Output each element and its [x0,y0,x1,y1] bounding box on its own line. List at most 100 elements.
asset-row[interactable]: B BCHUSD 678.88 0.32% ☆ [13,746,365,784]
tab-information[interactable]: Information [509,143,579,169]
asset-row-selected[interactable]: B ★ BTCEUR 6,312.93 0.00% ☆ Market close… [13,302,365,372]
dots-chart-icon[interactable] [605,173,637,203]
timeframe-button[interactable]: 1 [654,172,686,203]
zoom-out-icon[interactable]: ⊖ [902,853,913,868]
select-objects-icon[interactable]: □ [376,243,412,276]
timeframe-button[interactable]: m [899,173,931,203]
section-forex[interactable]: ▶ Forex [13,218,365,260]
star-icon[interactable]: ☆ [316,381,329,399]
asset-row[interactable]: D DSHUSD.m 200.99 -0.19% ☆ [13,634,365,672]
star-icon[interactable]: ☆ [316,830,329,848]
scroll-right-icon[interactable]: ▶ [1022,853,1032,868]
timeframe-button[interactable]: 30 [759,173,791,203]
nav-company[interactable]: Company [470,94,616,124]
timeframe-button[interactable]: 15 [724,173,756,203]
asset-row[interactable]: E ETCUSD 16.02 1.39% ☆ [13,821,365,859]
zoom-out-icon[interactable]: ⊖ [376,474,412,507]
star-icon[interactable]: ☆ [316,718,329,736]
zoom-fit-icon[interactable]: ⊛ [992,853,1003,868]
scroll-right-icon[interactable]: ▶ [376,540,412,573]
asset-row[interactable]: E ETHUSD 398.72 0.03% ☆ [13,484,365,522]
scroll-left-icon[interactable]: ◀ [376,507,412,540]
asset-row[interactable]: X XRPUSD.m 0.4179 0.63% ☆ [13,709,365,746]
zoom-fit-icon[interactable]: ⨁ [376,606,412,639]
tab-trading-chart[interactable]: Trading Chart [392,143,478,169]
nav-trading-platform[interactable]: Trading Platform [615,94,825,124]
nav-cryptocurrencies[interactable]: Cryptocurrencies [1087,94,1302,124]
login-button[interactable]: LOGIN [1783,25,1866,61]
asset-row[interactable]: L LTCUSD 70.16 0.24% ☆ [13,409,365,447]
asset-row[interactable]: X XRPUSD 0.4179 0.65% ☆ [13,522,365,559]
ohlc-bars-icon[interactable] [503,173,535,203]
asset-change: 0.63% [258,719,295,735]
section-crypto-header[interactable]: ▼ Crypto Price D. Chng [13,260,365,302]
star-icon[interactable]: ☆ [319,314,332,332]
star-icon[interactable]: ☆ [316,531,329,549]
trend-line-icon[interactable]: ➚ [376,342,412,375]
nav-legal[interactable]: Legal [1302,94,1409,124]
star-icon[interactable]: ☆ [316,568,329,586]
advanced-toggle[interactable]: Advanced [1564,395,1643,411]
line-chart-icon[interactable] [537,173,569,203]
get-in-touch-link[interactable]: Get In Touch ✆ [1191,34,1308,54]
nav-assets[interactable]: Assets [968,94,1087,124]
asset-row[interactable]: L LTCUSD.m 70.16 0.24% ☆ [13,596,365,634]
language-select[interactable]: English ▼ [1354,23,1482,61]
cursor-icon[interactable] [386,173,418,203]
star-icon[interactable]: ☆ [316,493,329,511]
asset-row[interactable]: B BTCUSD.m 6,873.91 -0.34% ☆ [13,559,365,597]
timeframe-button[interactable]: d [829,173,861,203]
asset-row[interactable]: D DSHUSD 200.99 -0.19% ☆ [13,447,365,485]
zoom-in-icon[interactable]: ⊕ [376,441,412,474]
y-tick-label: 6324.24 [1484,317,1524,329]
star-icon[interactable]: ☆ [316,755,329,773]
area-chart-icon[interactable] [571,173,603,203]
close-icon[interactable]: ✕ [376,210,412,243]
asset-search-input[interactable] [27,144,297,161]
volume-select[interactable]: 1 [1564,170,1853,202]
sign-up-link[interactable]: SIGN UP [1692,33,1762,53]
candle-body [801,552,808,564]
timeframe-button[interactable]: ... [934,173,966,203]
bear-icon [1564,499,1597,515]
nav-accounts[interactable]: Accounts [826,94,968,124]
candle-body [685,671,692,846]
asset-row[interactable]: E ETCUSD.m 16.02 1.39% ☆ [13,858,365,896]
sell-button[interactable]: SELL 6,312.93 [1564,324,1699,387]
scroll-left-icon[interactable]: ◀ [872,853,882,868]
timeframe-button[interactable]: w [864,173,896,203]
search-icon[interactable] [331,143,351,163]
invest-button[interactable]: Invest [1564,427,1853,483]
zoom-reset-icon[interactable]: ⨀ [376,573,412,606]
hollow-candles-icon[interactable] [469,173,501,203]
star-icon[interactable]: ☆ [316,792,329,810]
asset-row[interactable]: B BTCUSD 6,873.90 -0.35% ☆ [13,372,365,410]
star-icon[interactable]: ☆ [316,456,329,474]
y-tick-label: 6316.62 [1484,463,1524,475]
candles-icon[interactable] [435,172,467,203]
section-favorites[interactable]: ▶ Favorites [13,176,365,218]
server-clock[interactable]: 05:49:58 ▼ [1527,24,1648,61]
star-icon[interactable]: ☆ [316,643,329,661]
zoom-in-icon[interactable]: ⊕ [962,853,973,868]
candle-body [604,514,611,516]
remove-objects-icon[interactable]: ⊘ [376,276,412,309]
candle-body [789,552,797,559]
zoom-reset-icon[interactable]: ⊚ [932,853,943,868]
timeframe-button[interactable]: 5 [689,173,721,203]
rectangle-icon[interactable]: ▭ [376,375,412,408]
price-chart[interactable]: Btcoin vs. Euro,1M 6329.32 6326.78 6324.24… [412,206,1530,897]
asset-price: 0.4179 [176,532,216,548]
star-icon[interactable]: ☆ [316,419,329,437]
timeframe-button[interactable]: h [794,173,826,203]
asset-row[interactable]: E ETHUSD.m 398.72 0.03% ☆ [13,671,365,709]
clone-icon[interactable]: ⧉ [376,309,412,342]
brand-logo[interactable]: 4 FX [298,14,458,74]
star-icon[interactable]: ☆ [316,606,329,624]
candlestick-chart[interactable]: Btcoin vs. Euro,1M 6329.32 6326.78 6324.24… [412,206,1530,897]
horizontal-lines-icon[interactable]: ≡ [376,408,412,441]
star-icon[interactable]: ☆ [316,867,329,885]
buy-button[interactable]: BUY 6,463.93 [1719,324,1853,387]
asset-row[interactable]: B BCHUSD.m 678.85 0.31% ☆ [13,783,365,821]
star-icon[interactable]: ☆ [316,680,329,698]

┄┄┄┄┄┄┄┄┄┄

- **Exercise task**
Copy every line of the records above verbatim, keeping each line unchanged.

- **Response**
Output each element and its [x0,y0,x1,y1] bounding box on its own line. List at most 100 elements.
asset-row[interactable]: B BCHUSD 678.88 0.32% ☆ [13,746,365,784]
tab-information[interactable]: Information [509,143,579,169]
asset-row-selected[interactable]: B ★ BTCEUR 6,312.93 0.00% ☆ Market close… [13,302,365,372]
dots-chart-icon[interactable] [605,173,637,203]
timeframe-button[interactable]: 1 [654,172,686,203]
zoom-out-icon[interactable]: ⊖ [902,853,913,868]
select-objects-icon[interactable]: □ [376,243,412,276]
timeframe-button[interactable]: m [899,173,931,203]
section-forex[interactable]: ▶ Forex [13,218,365,260]
star-icon[interactable]: ☆ [316,381,329,399]
asset-row[interactable]: D DSHUSD.m 200.99 -0.19% ☆ [13,634,365,672]
star-icon[interactable]: ☆ [316,830,329,848]
scroll-right-icon[interactable]: ▶ [1022,853,1032,868]
timeframe-button[interactable]: 30 [759,173,791,203]
nav-company[interactable]: Company [470,94,616,124]
timeframe-button[interactable]: 15 [724,173,756,203]
asset-row[interactable]: E ETCUSD 16.02 1.39% ☆ [13,821,365,859]
zoom-out-icon[interactable]: ⊖ [376,474,412,507]
star-icon[interactable]: ☆ [316,718,329,736]
zoom-fit-icon[interactable]: ⊛ [992,853,1003,868]
scroll-right-icon[interactable]: ▶ [376,540,412,573]
asset-row[interactable]: E ETHUSD 398.72 0.03% ☆ [13,484,365,522]
scroll-left-icon[interactable]: ◀ [376,507,412,540]
asset-row[interactable]: X XRPUSD.m 0.4179 0.63% ☆ [13,709,365,746]
zoom-fit-icon[interactable]: ⨁ [376,606,412,639]
tab-trading-chart[interactable]: Trading Chart [392,143,478,169]
nav-trading-platform[interactable]: Trading Platform [615,94,825,124]
nav-cryptocurrencies[interactable]: Cryptocurrencies [1087,94,1302,124]
login-button[interactable]: LOGIN [1783,25,1866,61]
asset-row[interactable]: L LTCUSD 70.16 0.24% ☆ [13,409,365,447]
asset-row[interactable]: X XRPUSD 0.4179 0.65% ☆ [13,522,365,559]
ohlc-bars-icon[interactable] [503,173,535,203]
asset-change: 0.63% [258,719,295,735]
section-crypto-header[interactable]: ▼ Crypto Price D. Chng [13,260,365,302]
star-icon[interactable]: ☆ [319,314,332,332]
star-icon[interactable]: ☆ [316,531,329,549]
trend-line-icon[interactable]: ➚ [376,342,412,375]
nav-legal[interactable]: Legal [1302,94,1409,124]
star-icon[interactable]: ☆ [316,568,329,586]
advanced-toggle[interactable]: Advanced [1564,395,1643,411]
line-chart-icon[interactable] [537,173,569,203]
get-in-touch-link[interactable]: Get In Touch ✆ [1191,34,1308,54]
nav-assets[interactable]: Assets [968,94,1087,124]
asset-row[interactable]: L LTCUSD.m 70.16 0.24% ☆ [13,596,365,634]
language-select[interactable]: English ▼ [1354,23,1482,61]
cursor-icon[interactable] [386,173,418,203]
star-icon[interactable]: ☆ [316,493,329,511]
asset-row[interactable]: B BTCUSD.m 6,873.91 -0.34% ☆ [13,559,365,597]
timeframe-button[interactable]: d [829,173,861,203]
asset-row[interactable]: D DSHUSD 200.99 -0.19% ☆ [13,447,365,485]
zoom-in-icon[interactable]: ⊕ [376,441,412,474]
y-tick-label: 6324.24 [1484,317,1524,329]
star-icon[interactable]: ☆ [316,755,329,773]
area-chart-icon[interactable] [571,173,603,203]
close-icon[interactable]: ✕ [376,210,412,243]
asset-search-input[interactable] [27,144,297,161]
volume-select[interactable]: 1 [1564,170,1853,202]
sign-up-link[interactable]: SIGN UP [1692,33,1762,53]
candle-body [801,552,808,564]
timeframe-button[interactable]: ... [934,173,966,203]
bear-icon [1564,499,1597,515]
nav-accounts[interactable]: Accounts [826,94,968,124]
candle-body [685,671,692,846]
asset-row[interactable]: E ETCUSD.m 16.02 1.39% ☆ [13,858,365,896]
sell-button[interactable]: SELL 6,312.93 [1564,324,1699,387]
scroll-left-icon[interactable]: ◀ [872,853,882,868]
timeframe-button[interactable]: w [864,173,896,203]
search-icon[interactable] [331,143,351,163]
invest-button[interactable]: Invest [1564,427,1853,483]
zoom-reset-icon[interactable]: ⨀ [376,573,412,606]
hollow-candles-icon[interactable] [469,173,501,203]
star-icon[interactable]: ☆ [316,792,329,810]
asset-row[interactable]: B BTCUSD 6,873.90 -0.35% ☆ [13,372,365,410]
star-icon[interactable]: ☆ [316,456,329,474]
y-tick-label: 6316.62 [1484,463,1524,475]
candles-icon[interactable] [435,172,467,203]
section-favorites[interactable]: ▶ Favorites [13,176,365,218]
server-clock[interactable]: 05:49:58 ▼ [1527,24,1648,61]
star-icon[interactable]: ☆ [316,643,329,661]
zoom-in-icon[interactable]: ⊕ [962,853,973,868]
candle-body [604,514,611,516]
remove-objects-icon[interactable]: ⊘ [376,276,412,309]
candle-body [789,552,797,559]
zoom-reset-icon[interactable]: ⊚ [932,853,943,868]
timeframe-button[interactable]: 5 [689,173,721,203]
rectangle-icon[interactable]: ▭ [376,375,412,408]
price-chart[interactable]: Btcoin vs. Euro,1M 6329.32 6326.78 6324.24… [412,206,1530,897]
asset-price: 0.4179 [176,532,216,548]
star-icon[interactable]: ☆ [316,419,329,437]
timeframe-button[interactable]: h [794,173,826,203]
asset-row[interactable]: E ETHUSD.m 398.72 0.03% ☆ [13,671,365,709]
clone-icon[interactable]: ⧉ [376,309,412,342]
brand-logo[interactable]: 4 FX [298,14,458,74]
star-icon[interactable]: ☆ [316,606,329,624]
candlestick-chart[interactable]: Btcoin vs. Euro,1M 6329.32 6326.78 6324.24… [412,206,1530,897]
horizontal-lines-icon[interactable]: ≡ [376,408,412,441]
star-icon[interactable]: ☆ [316,867,329,885]
buy-button[interactable]: BUY 6,463.93 [1719,324,1853,387]
asset-row[interactable]: B BCHUSD.m 678.85 0.31% ☆ [13,783,365,821]
star-icon[interactable]: ☆ [316,680,329,698]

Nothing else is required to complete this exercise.